Filter for the word "this" and keep each matching line.

# [The input]
++++++++++

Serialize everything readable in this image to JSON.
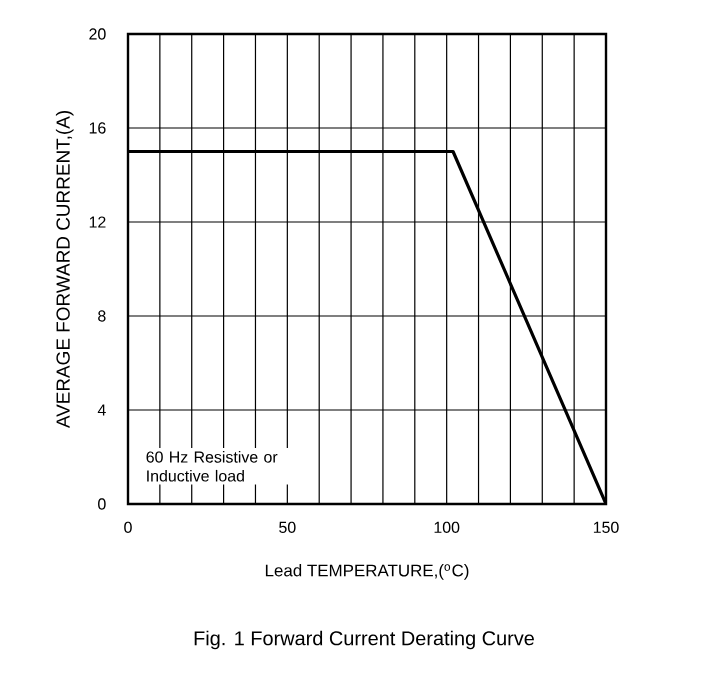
{
  "chart_data": {
    "type": "line",
    "title": "Fig. 1  Forward Current Derating Curve",
    "xlabel": "Lead TEMPERATURE,($^{o}$C)",
    "ylabel": "AVERAGE FORWARD CURRENT,(A)",
    "x": [
      0,
      102,
      150
    ],
    "series": [
      {
        "color": "#000000",
        "values": [
          15,
          15,
          0
        ]
      }
    ],
    "xlim": [
      0,
      150
    ],
    "ylim": [
      0,
      20
    ],
    "xticks": [
      0,
      {
        "value": 10,
        "label": null
      },
      {
        "value": 20,
        "label": null
      },
      {
        "value": 30,
        "label": null
      },
      {
        "value": 40,
        "label": null
      },
      50,
      {
        "value": 60,
        "label": null
      },
      {
        "value": 70,
        "label": null
      },
      {
        "value": 80,
        "label": null
      },
      {
        "value": 90,
        "label": null
      },
      100,
      {
        "value": 110,
        "label": null
      },
      {
        "value": 120,
        "label": null
      },
      {
        "value": 130,
        "label": null
      },
      {
        "value": 140,
        "label": null
      },
      150
    ],
    "yticks": [
      0,
      4,
      8,
      12,
      16,
      20
    ],
    "grid": true,
    "marker": "none",
    "line_style": "solid",
    "annotations": [
      "60 Hz Resistive or Inductive load"
    ]
  }
}
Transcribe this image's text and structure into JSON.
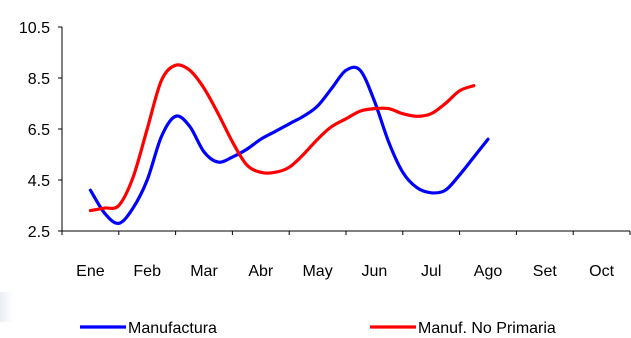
{
  "chart_data": {
    "type": "line",
    "categories": [
      "Ene",
      "Feb",
      "Mar",
      "Abr",
      "May",
      "Jun",
      "Jul",
      "Ago",
      "Set",
      "Oct"
    ],
    "x": [
      1,
      1.25,
      1.5,
      1.75,
      2,
      2.25,
      2.5,
      2.75,
      3,
      3.25,
      3.5,
      3.75,
      4,
      4.25,
      4.5,
      4.75,
      5,
      5.25,
      5.5,
      5.75,
      6,
      6.25,
      6.5,
      6.75,
      7,
      7.25,
      7.5,
      7.75,
      8,
      8.25,
      8.5,
      8.75,
      9,
      9.25,
      9.5,
      9.75,
      10
    ],
    "series": [
      {
        "name": "Manufactura",
        "color": "#0000ff",
        "values": [
          4.1,
          3.2,
          2.8,
          3.4,
          4.5,
          6.2,
          7.0,
          6.6,
          5.6,
          5.2,
          5.4,
          5.7,
          6.1,
          6.4,
          6.7,
          7.0,
          7.4,
          8.1,
          8.8,
          8.8,
          7.6,
          6.0,
          4.8,
          4.2,
          4.0,
          4.1,
          4.7,
          5.4,
          6.1,
          null,
          null,
          null,
          null,
          null,
          null,
          null,
          null
        ]
      },
      {
        "name": "Manuf. No Primaria",
        "color": "#ff0000",
        "values": [
          3.3,
          3.4,
          3.5,
          4.6,
          6.5,
          8.4,
          9.0,
          8.8,
          8.1,
          7.1,
          6.0,
          5.1,
          4.8,
          4.8,
          5.0,
          5.5,
          6.1,
          6.6,
          6.9,
          7.2,
          7.3,
          7.3,
          7.1,
          7.0,
          7.1,
          7.5,
          8.0,
          8.2,
          null,
          null,
          null,
          null,
          null,
          null,
          null,
          null,
          null
        ]
      }
    ],
    "yticks": [
      "2.5",
      "4.5",
      "6.5",
      "8.5",
      "10.5"
    ],
    "ylim": [
      2.5,
      10.5
    ],
    "grid": false,
    "legend": "bottom"
  }
}
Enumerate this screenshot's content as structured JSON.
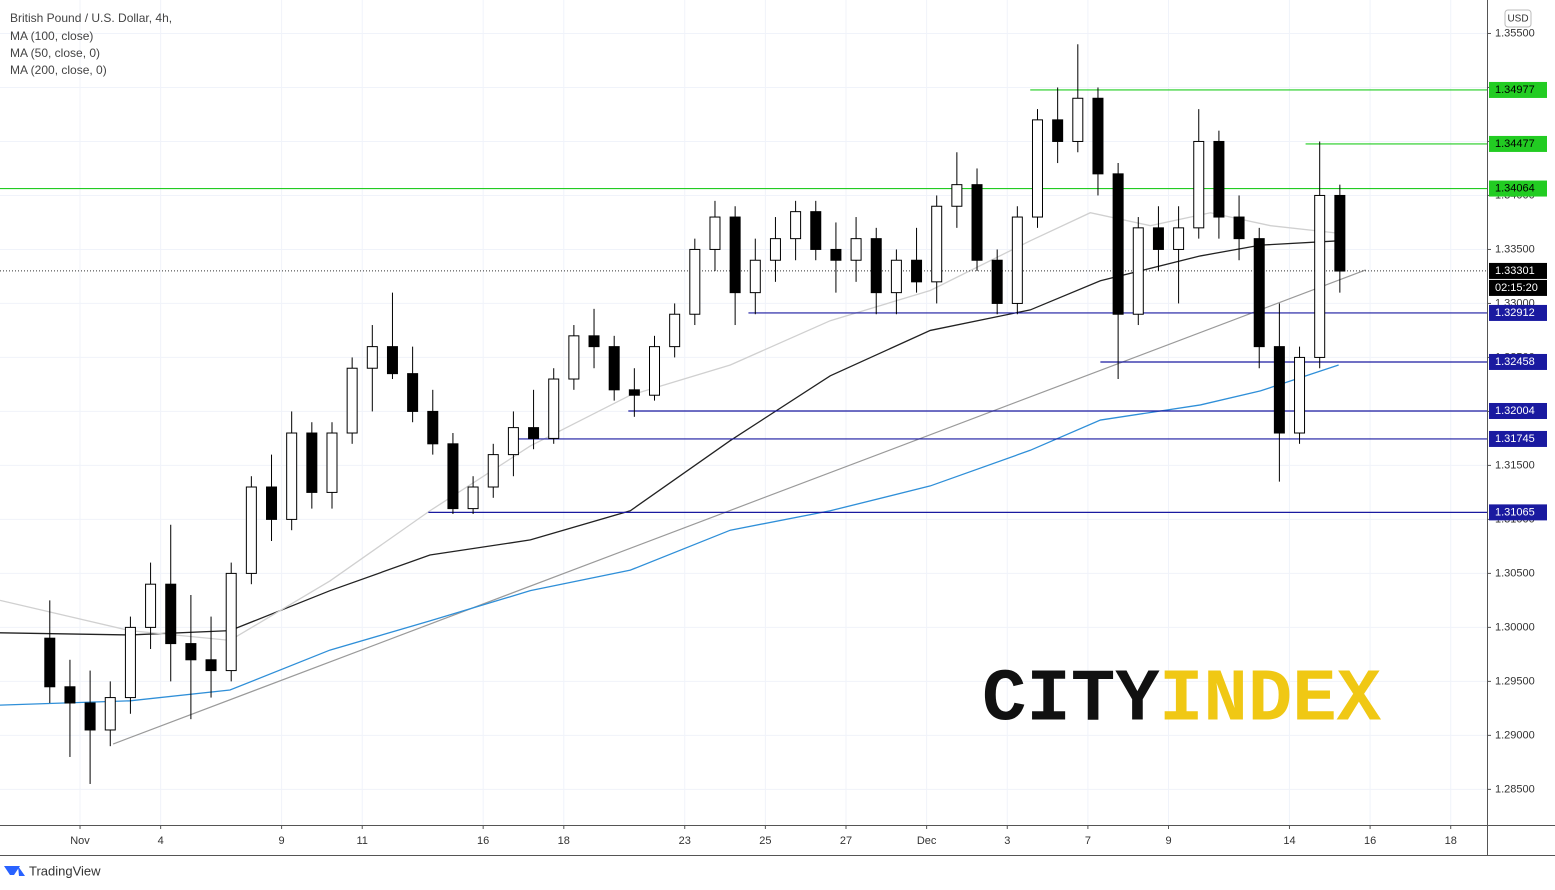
{
  "chart_data": {
    "type": "candlestick",
    "title": "British Pound / U.S. Dollar, 4h,",
    "currency": "USD",
    "branding": "TradingView",
    "watermark": [
      "CITY",
      "INDEX"
    ],
    "up_color": "#ffffff",
    "down_color": "#000000",
    "grid": true,
    "xlim": [
      -1.985,
      34.9
    ],
    "ylim": [
      1.2817,
      1.3581
    ],
    "xticks": [
      {
        "value": 0,
        "label": "Nov"
      },
      {
        "value": 2,
        "label": "4"
      },
      {
        "value": 5,
        "label": "9"
      },
      {
        "value": 7,
        "label": "11"
      },
      {
        "value": 10,
        "label": "16"
      },
      {
        "value": 12,
        "label": "18"
      },
      {
        "value": 15,
        "label": "23"
      },
      {
        "value": 17,
        "label": "25"
      },
      {
        "value": 19,
        "label": "27"
      },
      {
        "value": 21,
        "label": "Dec"
      },
      {
        "value": 23,
        "label": "3"
      },
      {
        "value": 25,
        "label": "7"
      },
      {
        "value": 27,
        "label": "9"
      },
      {
        "value": 30,
        "label": "14"
      },
      {
        "value": 32,
        "label": "16"
      },
      {
        "value": 34,
        "label": "18"
      }
    ],
    "yticks": [
      {
        "value": 1.355,
        "label": "1.35500"
      },
      {
        "value": 1.35,
        "label": "1.35000"
      },
      {
        "value": 1.345,
        "label": "1.34500"
      },
      {
        "value": 1.34,
        "label": "1.34000"
      },
      {
        "value": 1.335,
        "label": "1.33500"
      },
      {
        "value": 1.33,
        "label": "1.33000"
      },
      {
        "value": 1.325,
        "label": "1.32500"
      },
      {
        "value": 1.32,
        "label": "1.32000"
      },
      {
        "value": 1.315,
        "label": "1.31500"
      },
      {
        "value": 1.31,
        "label": "1.31000"
      },
      {
        "value": 1.305,
        "label": "1.30500"
      },
      {
        "value": 1.3,
        "label": "1.30000"
      },
      {
        "value": 1.295,
        "label": "1.29500"
      },
      {
        "value": 1.29,
        "label": "1.29000"
      },
      {
        "value": 1.285,
        "label": "1.28500"
      }
    ],
    "x": [
      -0.75,
      -0.25,
      0.25,
      0.75,
      1.25,
      1.75,
      2.25,
      2.75,
      3.25,
      3.75,
      4.25,
      4.75,
      5.25,
      5.75,
      6.25,
      6.75,
      7.25,
      7.75,
      8.25,
      8.75,
      9.25,
      9.75,
      10.25,
      10.75,
      11.25,
      11.75,
      12.25,
      12.75,
      13.25,
      13.75,
      14.25,
      14.75,
      15.25,
      15.75,
      16.25,
      16.75,
      17.25,
      17.75,
      18.25,
      18.75,
      19.25,
      19.75,
      20.25,
      20.75,
      21.25,
      21.75,
      22.25,
      22.75,
      23.25,
      23.75,
      24.25,
      24.75,
      25.25,
      25.75,
      26.25,
      26.75,
      27.25,
      27.75,
      28.25,
      28.75,
      29.25,
      29.75,
      30.25,
      30.75,
      31.25
    ],
    "open": [
      1.299,
      1.2945,
      1.293,
      1.2905,
      1.2935,
      1.3,
      1.304,
      1.2985,
      1.297,
      1.296,
      1.305,
      1.313,
      1.31,
      1.318,
      1.3125,
      1.318,
      1.324,
      1.326,
      1.3235,
      1.32,
      1.317,
      1.311,
      1.313,
      1.316,
      1.3185,
      1.3175,
      1.323,
      1.327,
      1.326,
      1.322,
      1.3215,
      1.326,
      1.329,
      1.335,
      1.338,
      1.331,
      1.334,
      1.336,
      1.3385,
      1.335,
      1.334,
      1.336,
      1.331,
      1.334,
      1.332,
      1.339,
      1.341,
      1.334,
      1.33,
      1.338,
      1.347,
      1.345,
      1.349,
      1.342,
      1.329,
      1.337,
      1.335,
      1.337,
      1.345,
      1.338,
      1.336,
      1.326,
      1.318,
      1.325,
      1.34
    ],
    "high": [
      1.3025,
      1.297,
      1.296,
      1.295,
      1.301,
      1.306,
      1.3095,
      1.303,
      1.301,
      1.306,
      1.314,
      1.316,
      1.32,
      1.319,
      1.319,
      1.325,
      1.328,
      1.331,
      1.326,
      1.322,
      1.318,
      1.314,
      1.317,
      1.32,
      1.322,
      1.324,
      1.328,
      1.3295,
      1.327,
      1.324,
      1.327,
      1.33,
      1.336,
      1.3395,
      1.339,
      1.336,
      1.338,
      1.3395,
      1.3395,
      1.3375,
      1.338,
      1.337,
      1.335,
      1.337,
      1.34,
      1.344,
      1.3425,
      1.335,
      1.339,
      1.348,
      1.35,
      1.354,
      1.35,
      1.343,
      1.338,
      1.339,
      1.339,
      1.348,
      1.346,
      1.34,
      1.337,
      1.33,
      1.326,
      1.345,
      1.341
    ],
    "low": [
      1.293,
      1.288,
      1.2855,
      1.289,
      1.292,
      1.298,
      1.295,
      1.2915,
      1.2935,
      1.295,
      1.304,
      1.308,
      1.309,
      1.311,
      1.311,
      1.317,
      1.32,
      1.323,
      1.319,
      1.316,
      1.3105,
      1.3105,
      1.312,
      1.314,
      1.3165,
      1.317,
      1.322,
      1.324,
      1.321,
      1.3195,
      1.321,
      1.325,
      1.328,
      1.333,
      1.328,
      1.329,
      1.332,
      1.334,
      1.334,
      1.331,
      1.332,
      1.329,
      1.329,
      1.331,
      1.33,
      1.337,
      1.333,
      1.329,
      1.329,
      1.337,
      1.343,
      1.344,
      1.34,
      1.323,
      1.328,
      1.333,
      1.33,
      1.336,
      1.336,
      1.334,
      1.324,
      1.3135,
      1.317,
      1.324,
      1.331
    ],
    "close": [
      1.2945,
      1.293,
      1.2905,
      1.2935,
      1.3,
      1.304,
      1.2985,
      1.297,
      1.296,
      1.305,
      1.313,
      1.31,
      1.318,
      1.3125,
      1.318,
      1.324,
      1.326,
      1.3235,
      1.32,
      1.317,
      1.311,
      1.313,
      1.316,
      1.3185,
      1.3175,
      1.323,
      1.327,
      1.326,
      1.322,
      1.3215,
      1.326,
      1.329,
      1.335,
      1.338,
      1.331,
      1.334,
      1.336,
      1.3385,
      1.335,
      1.334,
      1.336,
      1.331,
      1.334,
      1.332,
      1.339,
      1.341,
      1.334,
      1.33,
      1.338,
      1.347,
      1.345,
      1.349,
      1.342,
      1.329,
      1.337,
      1.335,
      1.337,
      1.345,
      1.338,
      1.336,
      1.326,
      1.318,
      1.325,
      1.34,
      1.333
    ],
    "moving_averages": [
      {
        "name": "MA (100, close)",
        "color": "#222222",
        "x": [
          -1.985,
          1.24,
          3.72,
          6.2,
          8.68,
          11.17,
          13.65,
          16.13,
          18.61,
          21.09,
          23.57,
          25.31,
          27.79,
          29.28,
          31.22
        ],
        "values": [
          1.2995,
          1.2993,
          1.2997,
          1.3034,
          1.3067,
          1.3081,
          1.3108,
          1.3173,
          1.3233,
          1.3275,
          1.3294,
          1.3321,
          1.3344,
          1.3354,
          1.3358
        ]
      },
      {
        "name": "MA (50, close, 0)",
        "color": "#d0d0d0",
        "x": [
          -1.985,
          1.24,
          3.72,
          6.2,
          8.68,
          11.17,
          13.65,
          16.13,
          18.61,
          21.09,
          23.57,
          25.06,
          26.55,
          28.04,
          29.53,
          31.22
        ],
        "values": [
          1.3025,
          1.2997,
          1.2988,
          1.3043,
          1.3108,
          1.3168,
          1.3215,
          1.3243,
          1.3284,
          1.3312,
          1.3358,
          1.3384,
          1.3372,
          1.3384,
          1.3372,
          1.3365
        ]
      },
      {
        "name": "MA (200, close, 0)",
        "color": "#2f8fd8",
        "x": [
          -1.985,
          1.24,
          3.72,
          6.2,
          8.68,
          11.17,
          13.65,
          16.13,
          18.61,
          21.09,
          23.57,
          25.31,
          27.79,
          29.28,
          31.22
        ],
        "values": [
          1.2928,
          1.2932,
          1.2942,
          1.2979,
          1.3006,
          1.3034,
          1.3053,
          1.309,
          1.3108,
          1.3131,
          1.3164,
          1.3192,
          1.3206,
          1.3219,
          1.3243
        ]
      }
    ],
    "trendline": {
      "color": "#9a9a9a",
      "x": [
        0.82,
        31.89
      ],
      "values": [
        1.2892,
        1.3331
      ]
    },
    "levels": [
      {
        "value": 1.34977,
        "color": "#22cc22",
        "from": 23.57
      },
      {
        "value": 1.34477,
        "color": "#22cc22",
        "from": 30.4
      },
      {
        "value": 1.34064,
        "color": "#22cc22",
        "from": -1.985
      },
      {
        "value": 1.32912,
        "color": "#1a1aa0",
        "from": 16.58
      },
      {
        "value": 1.32458,
        "color": "#1a1aa0",
        "from": 25.31
      },
      {
        "value": 1.32004,
        "color": "#1a1aa0",
        "from": 13.6
      },
      {
        "value": 1.31745,
        "color": "#1a1aa0",
        "from": 10.67
      },
      {
        "value": 1.31065,
        "color": "#1a1aa0",
        "from": 8.64
      }
    ],
    "last_price": {
      "value": 1.33301,
      "countdown": "02:15:20"
    }
  }
}
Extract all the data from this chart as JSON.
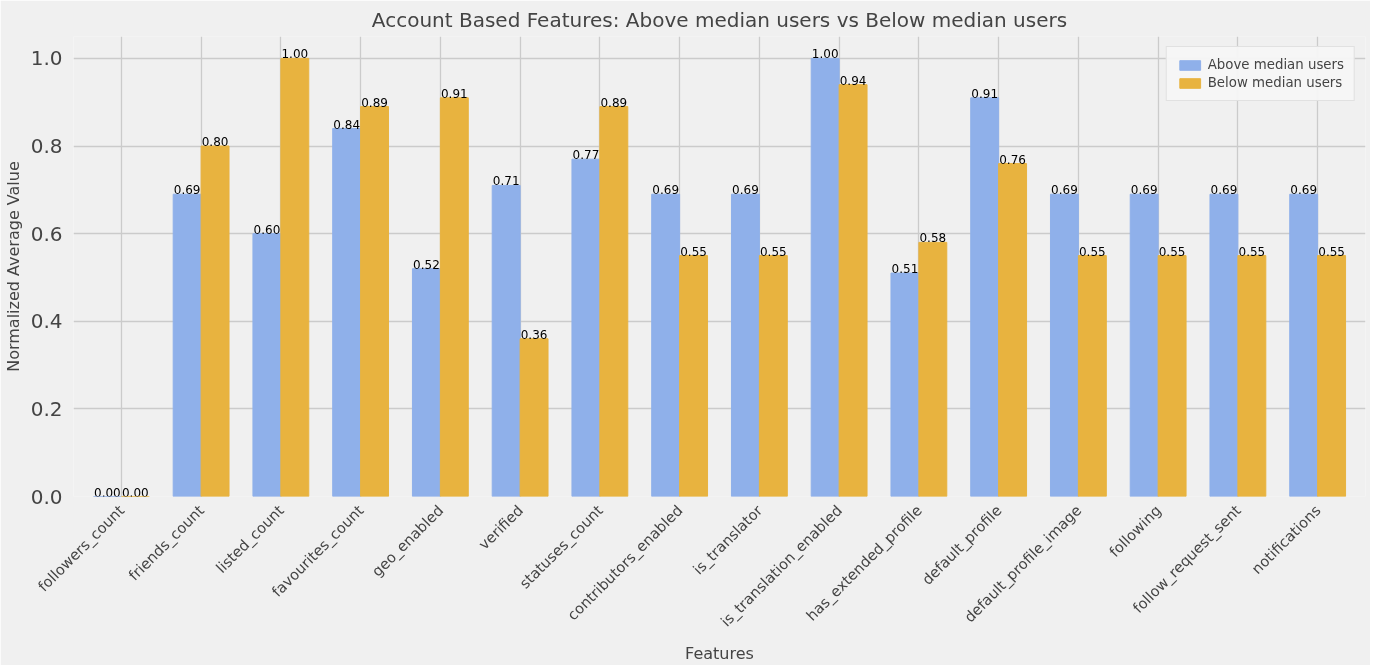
{
  "chart_data": {
    "type": "bar",
    "title": "Account Based Features: Above median users vs Below median users",
    "xlabel": "Features",
    "ylabel": "Normalized Average Value",
    "categories": [
      "followers_count",
      "friends_count",
      "listed_count",
      "favourites_count",
      "geo_enabled",
      "verified",
      "statuses_count",
      "contributors_enabled",
      "is_translator",
      "is_translation_enabled",
      "has_extended_profile",
      "default_profile",
      "default_profile_image",
      "following",
      "follow_request_sent",
      "notifications"
    ],
    "series": [
      {
        "name": "Above median users",
        "color": "#8fb0ea",
        "values": [
          0.0,
          0.69,
          0.6,
          0.84,
          0.52,
          0.71,
          0.77,
          0.69,
          0.69,
          1.0,
          0.51,
          0.91,
          0.69,
          0.69,
          0.69,
          0.69
        ],
        "value_labels": [
          "0.00",
          "0.69",
          "0.60",
          "0.84",
          "0.52",
          "0.71",
          "0.77",
          "0.69",
          "0.69",
          "1.00",
          "0.51",
          "0.91",
          "0.69",
          "0.69",
          "0.69",
          "0.69"
        ]
      },
      {
        "name": "Below median users",
        "color": "#e8b33f",
        "values": [
          0.0,
          0.8,
          1.0,
          0.89,
          0.91,
          0.36,
          0.89,
          0.55,
          0.55,
          0.94,
          0.58,
          0.76,
          0.55,
          0.55,
          0.55,
          0.55
        ],
        "value_labels": [
          "0.00",
          "0.80",
          "1.00",
          "0.89",
          "0.91",
          "0.36",
          "0.89",
          "0.55",
          "0.55",
          "0.94",
          "0.58",
          "0.76",
          "0.55",
          "0.55",
          "0.55",
          "0.55"
        ]
      }
    ],
    "ylim": [
      0,
      1.05
    ],
    "yticks": [
      {
        "value": 0,
        "label": "0.0"
      },
      {
        "value": 0.2,
        "label": "0.2"
      },
      {
        "value": 0.4,
        "label": "0.4"
      },
      {
        "value": 0.6,
        "label": "0.6"
      },
      {
        "value": 0.8,
        "label": "0.8"
      },
      {
        "value": 1.0,
        "label": "1.0"
      }
    ],
    "grid": true,
    "legend": "top right"
  }
}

++++++++++

# [The output]
Serialize everything readable in this image to JSON.
Transcribe this image's text and structure into JSON.
Enumerate this screenshot's content as structured JSON.
Extract all the data from this chart as JSON.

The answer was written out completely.